(Collected data entries)
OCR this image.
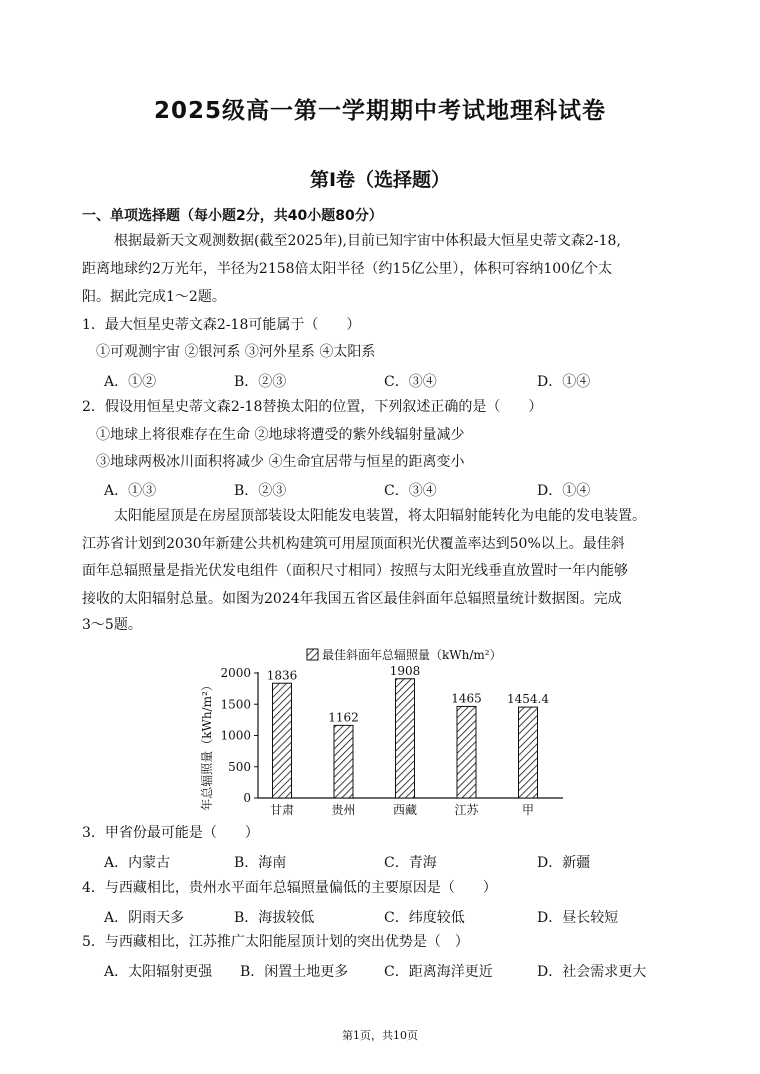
2025级高一第一学期期中考试地理科试卷
第Ⅰ卷（选择题）
一、单项选择题（每小题2分，共40小题80分）
根据最新天文观测数据(截至2025年),目前已知宇宙中体积最大恒星史蒂文森2-18,
距离地球约2万光年，半径为2158倍太阳半径（约15亿公里），体积可容纳100亿个太
阳。据此完成1～2题。
1．最大恒星史蒂文森2-18可能属于（　　）
①可观测宇宙 ②银河系 ③河外星系 ④太阳系
A．①②	B．②③	C．③④	D．①④
2．假设用恒星史蒂文森2-18替换太阳的位置，下列叙述正确的是（　　）
①地球上将很难存在生命 ②地球将遭受的紫外线辐射量减少
③地球两极冰川面积将减少 ④生命宜居带与恒星的距离变小
A．①③	B．②③	C．③④	D．①④
太阳能屋顶是在房屋顶部装设太阳能发电装置，将太阳辐射能转化为电能的发电装置。
江苏省计划到2030年新建公共机构建筑可用屋顶面积光伏覆盖率达到50%以上。最佳斜
面年总辐照量是指光伏发电组件（面积尺寸相同）按照与太阳光线垂直放置时一年内能够
接收的太阳辐射总量。如图为2024年我国五省区最佳斜面年总辐照量统计数据图。完成
3～5题。
最佳斜面年总辐照量（kWh/m²）
年总辐照量（kWh/m²） 0
500
1000
1500
2000 1836
1162
1908
1465 1454.4
甘肃	贵州	西藏	江苏	甲
3．甲省份最可能是（　　）
A．内蒙古	B．海南	C．青海	D．新疆
4．与西藏相比，贵州水平面年总辐照量偏低的主要原因是（　　）
A．阴雨天多	B．海拔较低	C．纬度较低	D．昼长较短
5．与西藏相比，江苏推广太阳能屋顶计划的突出优势是（　）
A．太阳辐射更强 B．闲置土地更多	C．距离海洋更近	D．社会需求更大
第1页，共10页
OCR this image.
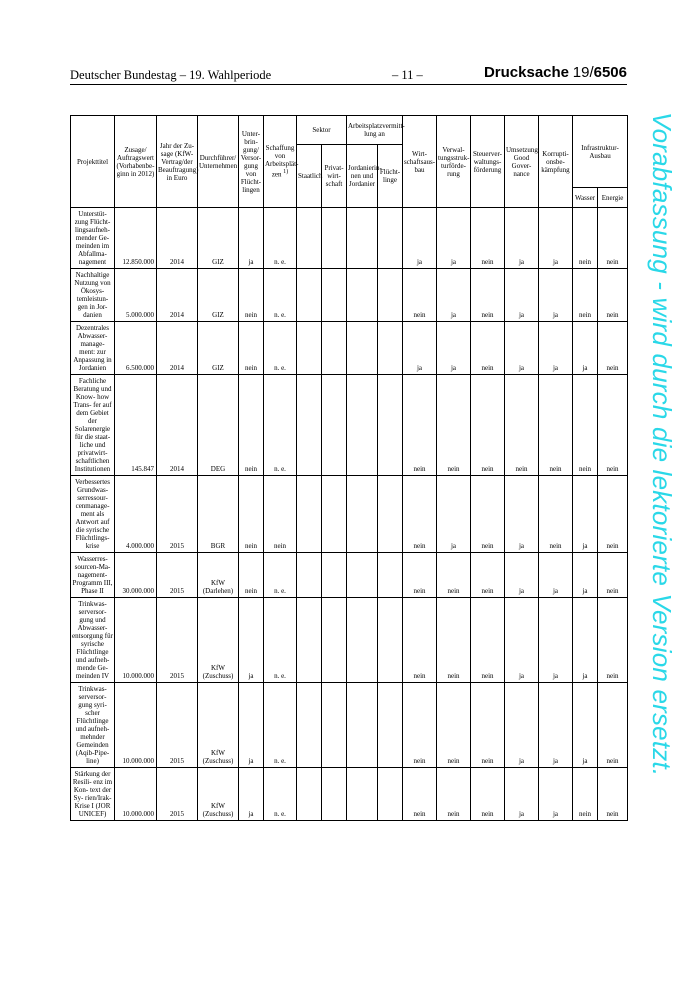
Deutscher Bundestag – 19. Wahlperiode	– 11 –	Drucksache 19/6506
Vorabfassung - wird durch die lektorierte Version ersetzt.
Projekttitel	Zusage/ Auftragswert (Vorhabenbe- ginn in 2012)	Jahr der Zu- sage (KfW- Vertrag/der Beauftragung) in Euro	Durchführer/ Unternehmen	Unter- brin- gung/ Versor- gung von Flücht- lingen	Schaffung von Arbeitsplät- zen $^{1)}$	Sektor		Arbeitsplatzvermitt- lung an		Wirt- schaftsaus- bau	Verwal- tungsstruk- turförde- rung	Steuerver- waltungs- förderung	Umsetzung Good Gover- nance	Korrupti- onsbe- kämpfung	Infrastruktur- Ausbau	
						Staatlich	Privat- wirt- schaft	Jordanierin- nen und Jordanier	Flücht- linge							
															Wasser	Energie
Unterstüt- zung Flücht- lingsaufneh- mender Ge- meinden im Abfallma- nagement	12.850.000	2014	GIZ	ja	n. e.					ja	ja	nein	ja	ja	nein	nein
Nachhaltige Nutzung von Ökosys- temleistun- gen in Jor- danien	5.000.000	2014	GIZ	nein	n. e.					nein	ja	nein	ja	ja	nein	nein
Dezentrales Abwasser- manage- ment: zur Anpassung in Jordanien	6.500.000	2014	GIZ	nein	n. e.					ja	ja	nein	ja	ja	ja	nein
Fachliche Beratung und Know- how Trans- fer auf dem Gebiet der Solarenergie für die staat- liche und privatwirt- schaftlichen Institutionen	145.847	2014	DEG	nein	n. e.					nein	nein	nein	nein	nein	nein	nein
Verbessertes Grundwas- serressour- cenmanage- ment als Antwort auf die syrische Flüchtlings- krise	4.000.000	2015	BGR	nein	nein					nein	ja	nein	ja	nein	ja	nein
Wasserres- sourcen-Ma- nagement- Programm III, Phase II	30.000.000	2015	KfW (Darlehen)	nein	n. e.					nein	nein	nein	ja	ja	ja	nein
Trinkwas- serversor- gung und Abwasser- entsorgung für syrische Flüchtlinge und aufneh- mende Ge- meinden IV	10.000.000	2015	KfW (Zuschuss)	ja	n. e.					nein	nein	nein	ja	ja	ja	nein
Trinkwas- serversor- gung syri- scher Flüchtlinge und aufneh- mehnder Gemeinden (Aqib-Pipe- line)	10.000.000	2015	KfW (Zuschuss)	ja	n. e.					nein	nein	nein	ja	ja	ja	nein
Stärkung der Resili- enz im Kon- text der Sy- rien/Irak- Krise I (JOR UNICEF)	10.000.000	2015	KfW (Zuschuss)	ja	n. e.					nein	nein	nein	ja	ja	nein	nein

WHAT IS ASKED: Reproduce the entries above without change, omitting all pictures.

SOLVED EXERCISE:
OCR this image.
2025级高一第一学期期中考试地理科试卷
第Ⅰ卷（选择题）
一、单项选择题（每小题2分，共40小题80分）
根据最新天文观测数据(截至2025年),目前已知宇宙中体积最大恒星史蒂文森2-18,
距离地球约2万光年，半径为2158倍太阳半径（约15亿公里），体积可容纳100亿个太
阳。据此完成1～2题。
1．最大恒星史蒂文森2-18可能属于（　　）
①可观测宇宙 ②银河系 ③河外星系 ④太阳系
A．①②	B．②③	C．③④	D．①④
2．假设用恒星史蒂文森2-18替换太阳的位置，下列叙述正确的是（　　）
①地球上将很难存在生命 ②地球将遭受的紫外线辐射量减少
③地球两极冰川面积将减少 ④生命宜居带与恒星的距离变小
A．①③	B．②③	C．③④	D．①④
太阳能屋顶是在房屋顶部装设太阳能发电装置，将太阳辐射能转化为电能的发电装置。
江苏省计划到2030年新建公共机构建筑可用屋顶面积光伏覆盖率达到50%以上。最佳斜
面年总辐照量是指光伏发电组件（面积尺寸相同）按照与太阳光线垂直放置时一年内能够
接收的太阳辐射总量。如图为2024年我国五省区最佳斜面年总辐照量统计数据图。完成
3～5题。
最佳斜面年总辐照量（kWh/m²）
年总辐照量（kWh/m²） 0
500
1000
1500
2000 1836
1162
1908
1465 1454.4
甘肃	贵州	西藏	江苏	甲
3．甲省份最可能是（　　）
A．内蒙古	B．海南	C．青海	D．新疆
4．与西藏相比，贵州水平面年总辐照量偏低的主要原因是（　　）
A．阴雨天多	B．海拔较低	C．纬度较低	D．昼长较短
5．与西藏相比，江苏推广太阳能屋顶计划的突出优势是（　）
A．太阳辐射更强 B．闲置土地更多	C．距离海洋更近	D．社会需求更大
第1页，共10页
OCR this image.
Deutscher Bundestag – 19. Wahlperiode	– 11 –	Drucksache 19/6506
Vorabfassung - wird durch die lektorierte Version ersetzt.
Projekttitel	Zusage/ Auftragswert (Vorhabenbe- ginn in 2012)	Jahr der Zu- sage (KfW- Vertrag/der Beauftragung) in Euro	Durchführer/ Unternehmen	Unter- brin- gung/ Versor- gung von Flücht- lingen	Schaffung von Arbeitsplät- zen $^{1)}$	Sektor		Arbeitsplatzvermitt- lung an		Wirt- schaftsaus- bau	Verwal- tungsstruk- turförde- rung	Steuerver- waltungs- förderung	Umsetzung Good Gover- nance	Korrupti- onsbe- kämpfung	Infrastruktur- Ausbau	
						Staatlich	Privat- wirt- schaft	Jordanierin- nen und Jordanier	Flücht- linge							
															Wasser	Energie
Unterstüt- zung Flücht- lingsaufneh- mender Ge- meinden im Abfallma- nagement	12.850.000	2014	GIZ	ja	n. e.					ja	ja	nein	ja	ja	nein	nein
Nachhaltige Nutzung von Ökosys- temleistun- gen in Jor- danien	5.000.000	2014	GIZ	nein	n. e.					nein	ja	nein	ja	ja	nein	nein
Dezentrales Abwasser- manage- ment: zur Anpassung in Jordanien	6.500.000	2014	GIZ	nein	n. e.					ja	ja	nein	ja	ja	ja	nein
Fachliche Beratung und Know- how Trans- fer auf dem Gebiet der Solarenergie für die staat- liche und privatwirt- schaftlichen Institutionen	145.847	2014	DEG	nein	n. e.					nein	nein	nein	nein	nein	nein	nein
Verbessertes Grundwas- serressour- cenmanage- ment als Antwort auf die syrische Flüchtlings- krise	4.000.000	2015	BGR	nein	nein					nein	ja	nein	ja	nein	ja	nein
Wasserres- sourcen-Ma- nagement- Programm III, Phase II	30.000.000	2015	KfW (Darlehen)	nein	n. e.					nein	nein	nein	ja	ja	ja	nein
Trinkwas- serversor- gung und Abwasser- entsorgung für syrische Flüchtlinge und aufneh- mende Ge- meinden IV	10.000.000	2015	KfW (Zuschuss)	ja	n. e.					nein	nein	nein	ja	ja	ja	nein
Trinkwas- serversor- gung syri- scher Flüchtlinge und aufneh- mehnder Gemeinden (Aqib-Pipe- line)	10.000.000	2015	KfW (Zuschuss)	ja	n. e.					nein	nein	nein	ja	ja	ja	nein
Stärkung der Resili- enz im Kon- text der Sy- rien/Irak- Krise I (JOR UNICEF)	10.000.000	2015	KfW (Zuschuss)	ja	n. e.					nein	nein	nein	ja	ja	nein	nein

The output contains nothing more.